**Aim**
Put the lines of the data from the one containing "plot-frame <box>79 816 535 1478</box>" through the one containing "y-tick-label: 500 <box>568 1172" into a JSON list of strings, one string per line and no blank lines.

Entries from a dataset
******
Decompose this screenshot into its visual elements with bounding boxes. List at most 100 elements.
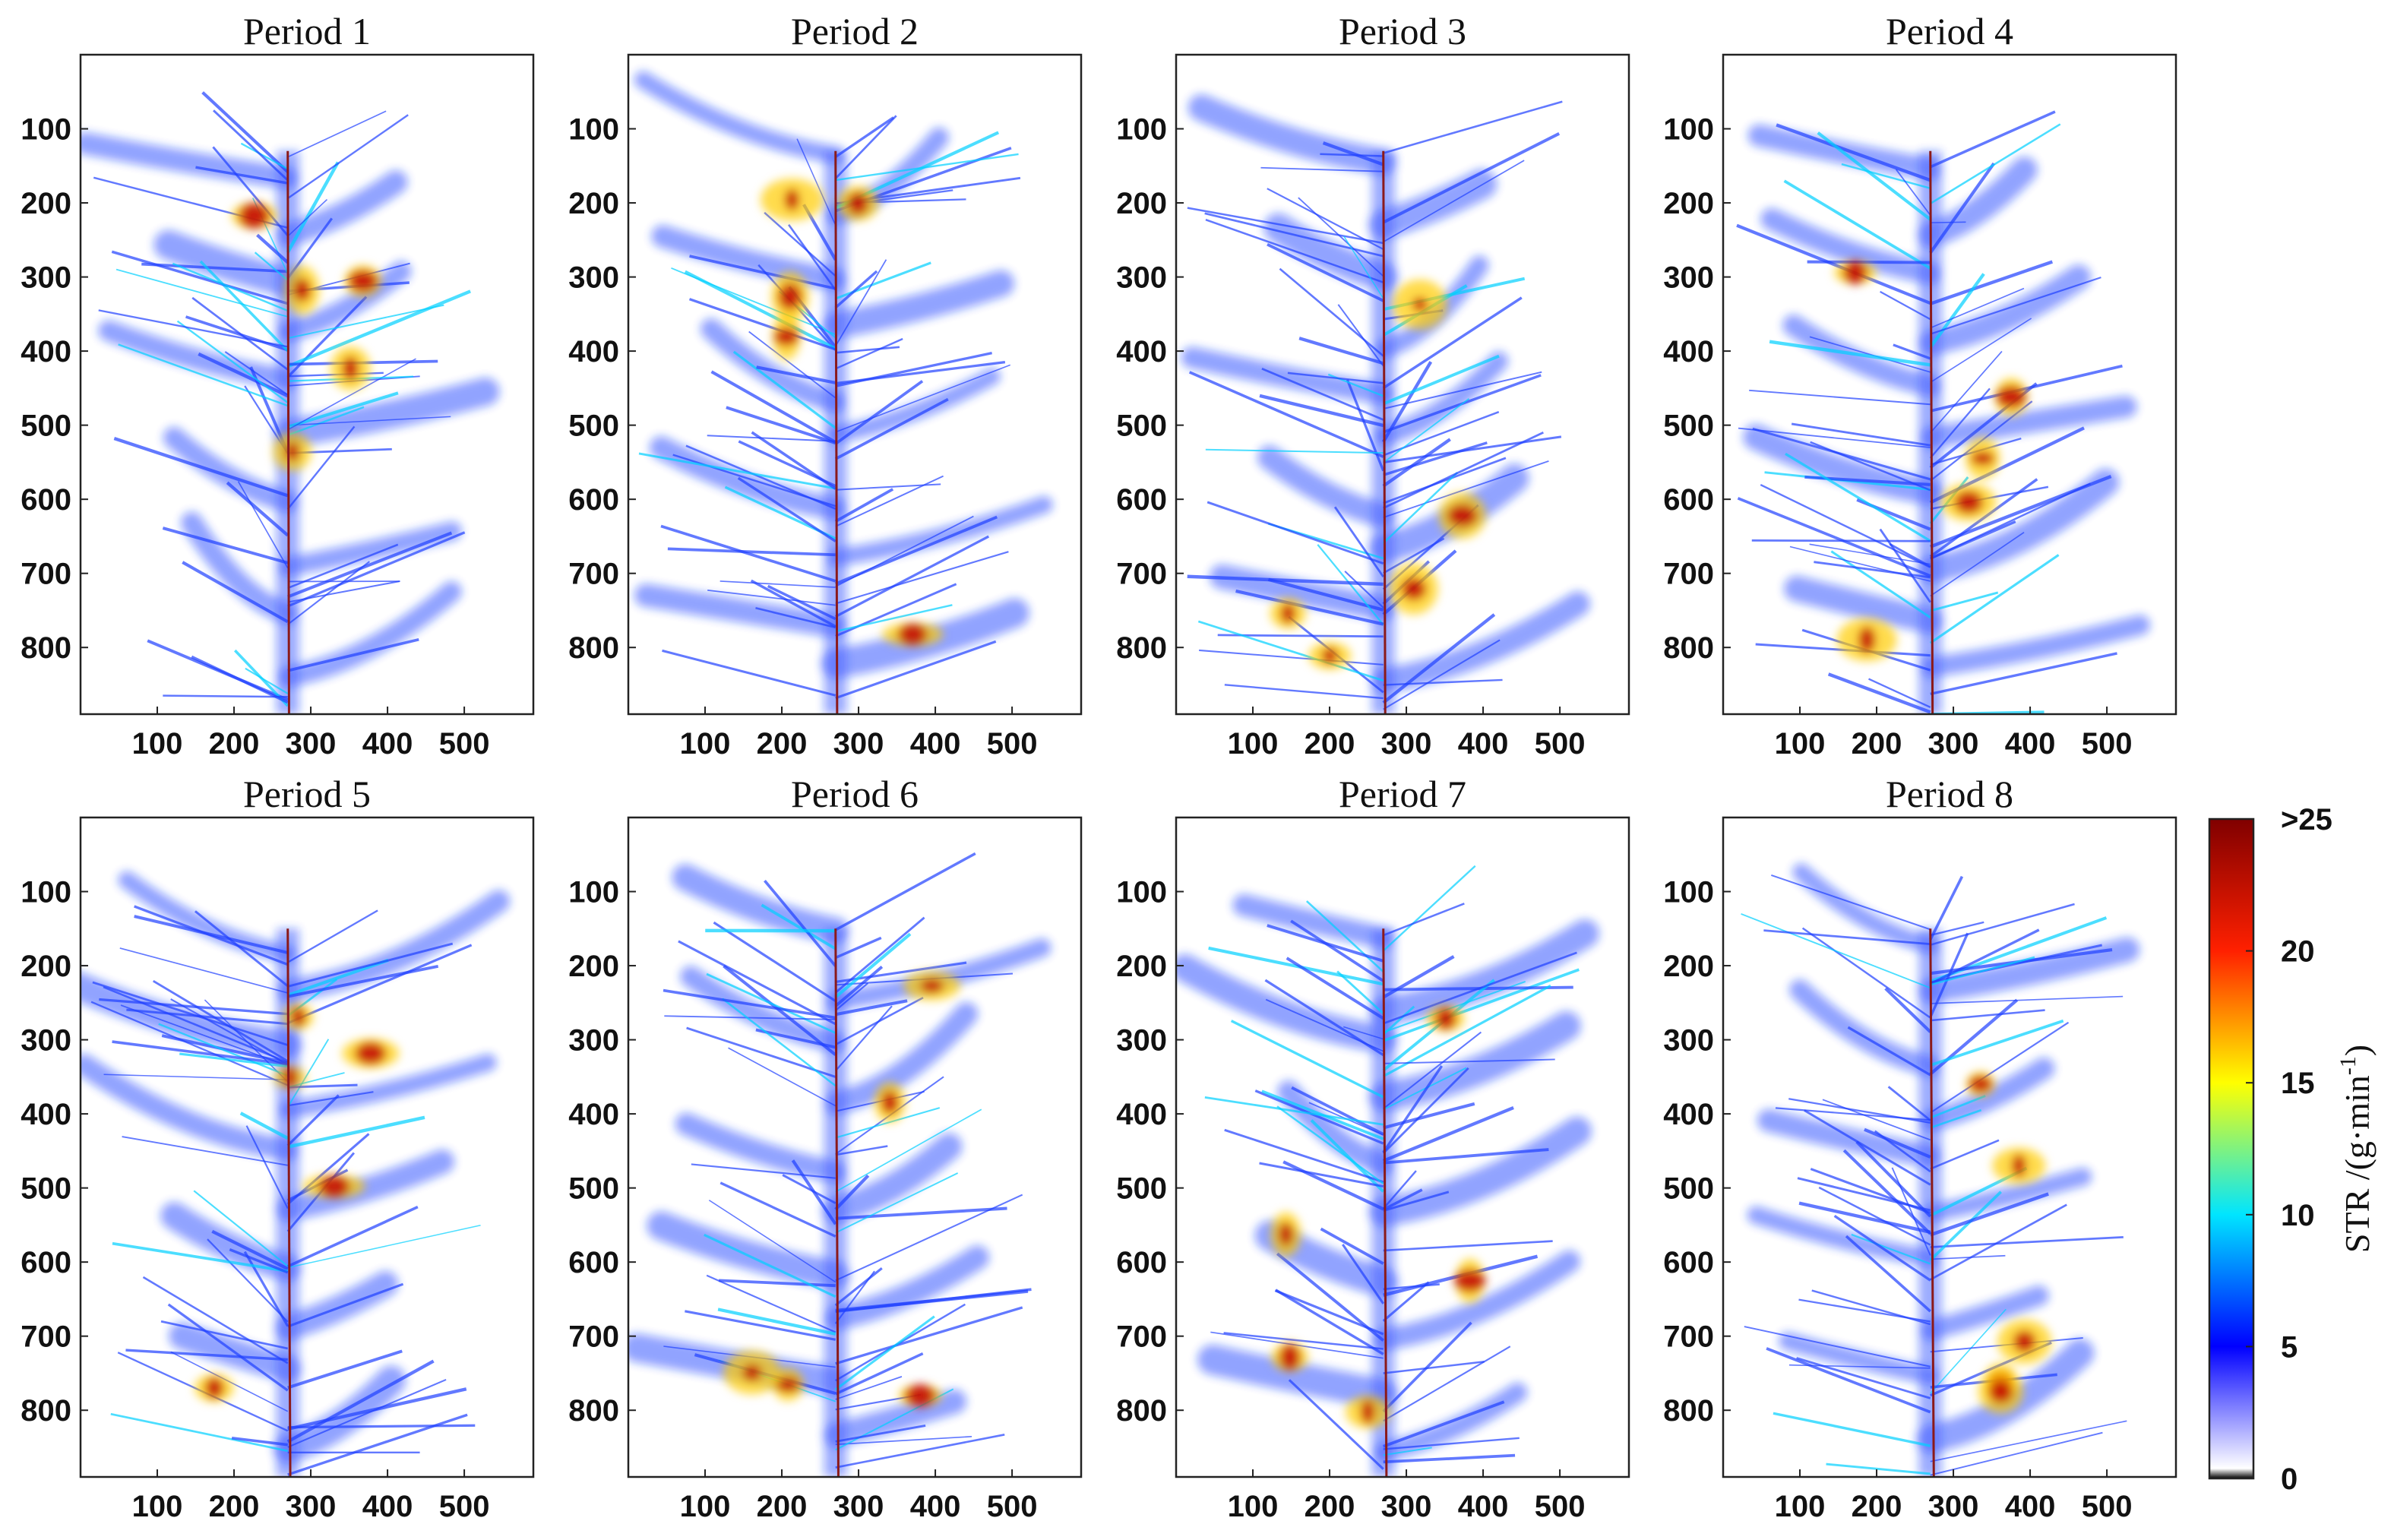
plot-frame <box>79 816 535 1478</box>
y-tick-label: 800 <box>21 1394 71 1428</box>
x-tick-label: 400 <box>1458 727 1509 761</box>
panel-5: Period 5 100 200 300 400 500 600 700 800 100 200 30… <box>21 773 535 1523</box>
y-tick-label: 700 <box>1663 558 1714 591</box>
plot-frame <box>1722 53 2177 716</box>
colorbar-tick-label: 0 <box>2281 1463 2298 1496</box>
x-tick-label: 100 <box>132 1490 183 1523</box>
y-tick-label: 200 <box>1116 950 1167 983</box>
x-tick-label: 200 <box>1852 1490 1902 1523</box>
colorbar-ticks: 0 5 10 15 20 >25 <box>2246 803 2332 1496</box>
y-tick-label: 400 <box>1116 1098 1167 1131</box>
panel-7: Period 7 100 200 300 400 500 600 700 800 100 200 30… <box>1116 773 1630 1523</box>
panel-title: Period 2 <box>791 10 919 52</box>
x-tick-label: 200 <box>209 727 260 761</box>
x-tick-label: 100 <box>1228 727 1279 761</box>
x-tick-label: 300 <box>1928 727 1979 761</box>
x-tick-label: 500 <box>987 727 1038 761</box>
y-tick-label: 800 <box>21 631 71 665</box>
y-tick-label: 600 <box>1663 483 1714 517</box>
y-tick-label: 500 <box>1116 1172 1167 1206</box>
x-tick-label: 200 <box>209 1490 260 1523</box>
colorbar-tick-label: >25 <box>2281 803 2332 836</box>
x-tick-label: 300 <box>833 1490 884 1523</box>
y-tick-label: 100 <box>1663 113 1714 147</box>
x-tick-label: 200 <box>1305 727 1355 761</box>
y-tick-label: 800 <box>568 1394 619 1428</box>
y-tick-label: 500 <box>568 1172 619 1206</box>
y-tick-label: 200 <box>21 187 71 220</box>
colorbar-gradient <box>2208 817 2255 1480</box>
y-tick-label: 300 <box>568 261 619 295</box>
y-tick-label: 800 <box>1663 1394 1714 1428</box>
y-tick-label: 200 <box>568 187 619 220</box>
y-tick-label: 500 <box>1663 410 1714 443</box>
y-tick-label: 500 <box>21 1172 71 1206</box>
y-tick-label: 500 <box>568 410 619 443</box>
plot-frame <box>79 53 535 716</box>
x-tick-label: 300 <box>833 727 884 761</box>
y-tick-label: 700 <box>1116 1320 1167 1354</box>
x-tick-label: 400 <box>362 727 413 761</box>
y-tick-label: 800 <box>1116 631 1167 665</box>
x-tick-label: 100 <box>680 1490 731 1523</box>
panel-3: Period 3 100 200 300 400 500 600 700 800 100 200 30… <box>1116 10 1630 761</box>
x-tick-label: 400 <box>2005 1490 2056 1523</box>
plot-frame <box>1175 53 1630 716</box>
x-tick-label: 100 <box>1228 1490 1279 1523</box>
y-tick-label: 700 <box>568 1320 619 1354</box>
y-tick-label: 600 <box>21 483 71 517</box>
y-tick-label: 700 <box>568 558 619 591</box>
y-tick-label: 500 <box>1663 1172 1714 1206</box>
x-tick-label: 300 <box>286 1490 337 1523</box>
panel-title: Period 5 <box>243 773 371 815</box>
y-tick-label: 400 <box>568 1098 619 1131</box>
panel-6: Period 6 100 200 300 400 500 600 700 800 100 200 30… <box>568 773 1083 1523</box>
y-tick-label: 400 <box>568 335 619 368</box>
colorbar-tick-label: 15 <box>2281 1067 2315 1100</box>
y-tick-label: 200 <box>21 950 71 983</box>
panel-title: Period 1 <box>243 10 371 52</box>
panels: Period 1 100 200 300 400 500 600 700 800 100 200 30… <box>21 10 2177 1523</box>
y-tick-label: 100 <box>21 113 71 147</box>
y-tick-label: 600 <box>1116 483 1167 517</box>
x-tick-label: 400 <box>910 1490 961 1523</box>
colorbar-label: STR /(g·min-1) <box>2335 1045 2377 1253</box>
heatmap-field <box>1741 863 2140 1477</box>
colorbar-tick-label: 5 <box>2281 1330 2298 1364</box>
x-tick-label: 300 <box>286 727 337 761</box>
x-tick-label: 500 <box>2082 1490 2133 1523</box>
panel-4: Period 4 100 200 300 400 500 600 700 800 100 200 30… <box>1663 10 2177 761</box>
y-tick-label: 200 <box>1663 950 1714 983</box>
x-tick-label: 400 <box>1458 1490 1509 1523</box>
y-tick-label: 200 <box>1116 187 1167 220</box>
heatmap-field <box>1736 110 2151 714</box>
heatmap-field <box>634 71 1053 714</box>
y-tick-label: 300 <box>1663 1024 1714 1058</box>
x-tick-label: 200 <box>1305 1490 1355 1523</box>
y-tick-label: 800 <box>1663 631 1714 665</box>
panel-8: Period 8 100 200 300 400 500 600 700 800 100 200 30… <box>1663 773 2177 1523</box>
y-tick-label: 100 <box>21 876 71 909</box>
y-tick-label: 700 <box>21 1320 71 1354</box>
x-tick-label: 400 <box>362 1490 413 1523</box>
colorbar-tick-label: 10 <box>2281 1199 2315 1232</box>
y-tick-label: 600 <box>1116 1246 1167 1279</box>
y-tick-label: 300 <box>1116 261 1167 295</box>
colorbar: 0 5 10 15 20 >25 STR /(g·min-1) <box>2208 803 2377 1496</box>
y-tick-label: 400 <box>21 1098 71 1131</box>
panel-title: Period 3 <box>1339 10 1466 52</box>
x-tick-label: 100 <box>1775 1490 1826 1523</box>
y-tick-label: 400 <box>21 335 71 368</box>
x-tick-label: 100 <box>1775 727 1826 761</box>
x-tick-label: 500 <box>1535 1490 1586 1523</box>
y-tick-label: 700 <box>21 558 71 591</box>
heatmap-field <box>81 91 500 714</box>
y-tick-label: 600 <box>21 1246 71 1279</box>
y-tick-label: 600 <box>568 483 619 517</box>
x-tick-label: 300 <box>1928 1490 1979 1523</box>
y-tick-label: 300 <box>21 261 71 295</box>
x-tick-label: 500 <box>987 1490 1038 1523</box>
panel-title: Period 8 <box>1886 773 2013 815</box>
x-tick-label: 500 <box>439 1490 490 1523</box>
plot-frame <box>1175 816 1630 1478</box>
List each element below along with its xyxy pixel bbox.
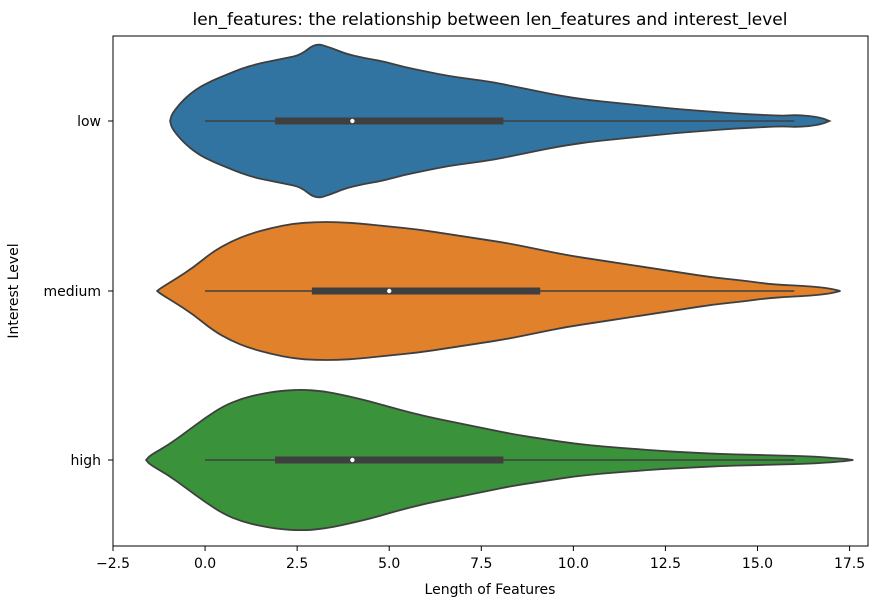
y-axis: low medium high [43, 114, 113, 469]
x-axis-label: Length of Features [425, 582, 556, 598]
violin-high [144, 389, 854, 532]
x-tick-label: −2.5 [96, 556, 130, 572]
x-tick-label: 10.0 [558, 556, 589, 572]
violin-medium [155, 221, 841, 361]
x-tick-label: 15.0 [742, 556, 773, 572]
x-tick-label: 0.0 [194, 556, 216, 572]
iqr-box-low [275, 117, 504, 125]
median-point-low [350, 118, 355, 124]
iqr-box-medium [311, 287, 541, 295]
median-point-medium [387, 288, 392, 294]
y-tick-label-low: low [77, 114, 101, 130]
y-tick-label-medium: medium [43, 284, 101, 300]
x-axis: −2.5 0.0 2.5 5.0 7.5 10.0 12.5 15.0 17.5 [96, 546, 865, 572]
y-tick-label-high: high [70, 453, 101, 469]
x-tick-label: 7.5 [470, 556, 492, 572]
x-tick-label: 17.5 [834, 556, 865, 572]
x-tick-label: 2.5 [286, 556, 308, 572]
chart-title: len_features: the relationship between l… [193, 10, 788, 30]
plot-area [144, 43, 854, 532]
y-axis-label: Interest Level [6, 243, 22, 338]
violin-low [169, 43, 832, 199]
median-point-high [350, 457, 355, 463]
x-tick-label: 5.0 [378, 556, 400, 572]
x-tick-label: 12.5 [650, 556, 681, 572]
iqr-box-high [275, 456, 504, 464]
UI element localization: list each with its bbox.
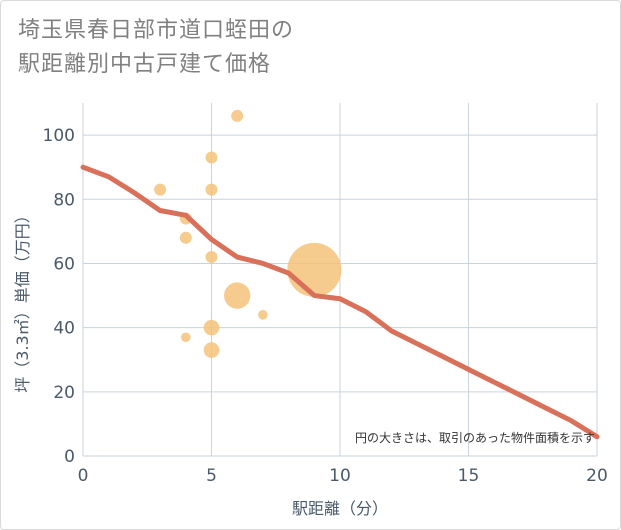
bubble-point [205, 183, 218, 196]
x-tick-label: 20 [586, 466, 608, 486]
y-tick-label: 100 [43, 126, 75, 146]
y-tick-label: 40 [53, 319, 75, 339]
bubble-point [203, 319, 220, 336]
grid [82, 103, 598, 457]
bubble-point [154, 183, 167, 196]
bubble-point [203, 342, 220, 358]
x-tick-label: 15 [458, 466, 480, 486]
bubble-point [179, 231, 192, 244]
chart-title-line-1: 埼玉県春日部市道口蛭田の [18, 18, 295, 43]
x-tick-label: 10 [329, 466, 351, 486]
y-tick-label: 80 [53, 190, 75, 210]
chart-title: 埼玉県春日部市道口蛭田の 駅距離別中古戸建て価格 [18, 14, 438, 82]
bubble-point [258, 310, 268, 320]
bubble-point [205, 151, 218, 164]
chart-title-line-2: 駅距離別中古戸建て価格 [18, 52, 272, 77]
y-tick-label: 0 [64, 447, 75, 467]
x-tick-label: 5 [206, 466, 217, 486]
bubble-point [205, 251, 218, 264]
y-tick-label: 60 [53, 254, 75, 274]
bubble-point [181, 332, 191, 343]
x-axis-ticks: 0 5 10 15 20 [78, 466, 608, 486]
x-tick-label: 0 [78, 466, 89, 486]
bubble-point [224, 282, 251, 309]
size-note: 円の大きさは、取引のあった物件面積を示す [355, 430, 595, 445]
x-axis-label: 駅距離（分） [292, 499, 388, 518]
y-axis-label: 坪（3.3㎡）単価（万円） [13, 207, 32, 392]
bubble-point [287, 242, 342, 297]
trend-series [80, 164, 600, 440]
trend-line [80, 164, 600, 440]
bubble-point [231, 109, 244, 122]
bubble-series [154, 109, 342, 358]
y-tick-label: 20 [53, 383, 75, 403]
y-axis-ticks: 0 20 40 60 80 100 [43, 126, 75, 467]
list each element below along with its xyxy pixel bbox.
******
**Written response**
[
  "plot-frame <box>79 816 535 1478</box>",
  "y-tick-label: 800 <box>21 1394 71 1428</box>",
  "x-tick-label: 400 <box>1458 727 1509 761</box>",
  "panel-5: Period 5 100 200 300 400 500 600 700 800 100 200 30… <box>21 773 535 1523</box>",
  "y-tick-label: 700 <box>1663 558 1714 591</box>",
  "plot-frame <box>1722 53 2177 716</box>",
  "colorbar-tick-label: 0 <box>2281 1463 2298 1496</box>",
  "x-tick-label: 100 <box>132 1490 183 1523</box>",
  "y-tick-label: 200 <box>1116 950 1167 983</box>",
  "x-tick-label: 200 <box>1852 1490 1902 1523</box>",
  "colorbar-ticks: 0 5 10 15 20 >25 <box>2246 803 2332 1496</box>",
  "y-tick-label: 400 <box>1116 1098 1167 1131</box>",
  "panel-7: Period 7 100 200 300 400 500 600 700 800 100 200 30… <box>1116 773 1630 1523</box>",
  "panel-title: Period 2 <box>791 10 919 52</box>",
  "x-tick-label: 200 <box>209 727 260 761</box>",
  "x-tick-label: 100 <box>1228 727 1279 761</box>",
  "x-tick-label: 300 <box>1928 727 1979 761</box>",
  "x-tick-label: 500 <box>987 727 1038 761</box>",
  "y-tick-label: 800 <box>21 631 71 665</box>",
  "y-tick-label: 600 <box>1663 483 1714 517</box>",
  "y-tick-label: 500 <box>1116 1172 1167 1206</box>",
  "x-tick-label: 200 <box>209 1490 260 1523</box>",
  "colorbar-tick-label: >25 <box>2281 803 2332 836</box>",
  "x-tick-label: 300 <box>833 1490 884 1523</box>",
  "y-tick-label: 100 <box>1663 113 1714 147</box>",
  "x-tick-label: 200 <box>1305 727 1355 761</box>",
  "y-tick-label: 800 <box>568 1394 619 1428</box>",
  "y-tick-label: 500 <box>568 1172 619 1206</box>"
]